## Text block
[Start]
AN annual update of the Federal Government’s Foreign Ownership of Agricultural Land Register was released on Friday, building on the coalition’s commitment to increase scrutiny and transparency in Australian agriculture and foreign investment.
As at 30 June 2017, the Land Register shows foreign investors held 13.6 percent of all Australian agricultural land, down from an ‘adjusted’ 14.1pc at the same time a year earlier.
The United Kingdom remains Australia’s largest foreign investor in agricultural land, holding around 27pc of all agricultural land held by foreign investors (or 2.6pc of total agricultural land).
Chinese investors own around 25pc of foreign-held land (2.5 per cent of total agricultural land) – a big apparent rise on the previous year.
The preferred means of agricultural land investment is through leasehold interests, with 81pc of the land interests held by foreign persons being leasehold interests.
While there has been an increase in the amount of foreign owned land in Western Australia, foreign ownership represents less than 17pc of that state’s agricultural land.
There have been decreases in foreign held land in South Australia (33pc decrease), Queensland (11pc decrease) and the Northern Territory (10pc decrease).
Caution needed in interpreting results
While some metropolitan media headlines have portrayed the results as a “Land grab by Chinese investors,” it’s apparent that the survey outcomes are in fact heavily skewed by just a handful of very large transactions. Most notable among those was the S. Kidman & Co sale of some 7.8 million hectares of grazing land to a consortium led by Gina Rinehart (67pc) and her Chinese partner, Shanghai CRED (33pc). In fact the number of Chinese purchases of Australian grazing land have slowed to a trickle over the past 12 months. Beef Central applies some much-needed scrutiny to the 2017 foreign ownership report tomorrow.
[End]
## Supplied information
[Start]
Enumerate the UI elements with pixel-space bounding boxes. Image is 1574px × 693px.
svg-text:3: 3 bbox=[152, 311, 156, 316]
[End]
## What is needed
Quote the stretch of the foreign farmland ownership report above from "AN annual update" through "a year earlier.".

## Correct result
AN annual update of the Federal Government’s Foreign Ownership of Agricultural Land Register was released on Friday, building on the coalition’s commitment to increase scrutiny and transparency in Australian agriculture and foreign investment.
As at 30 June 2017, the Land Register shows foreign investors held 13.6 percent of all Australian agricultural land, down from an ‘adjusted’ 14.1pc at the same time a year earlier.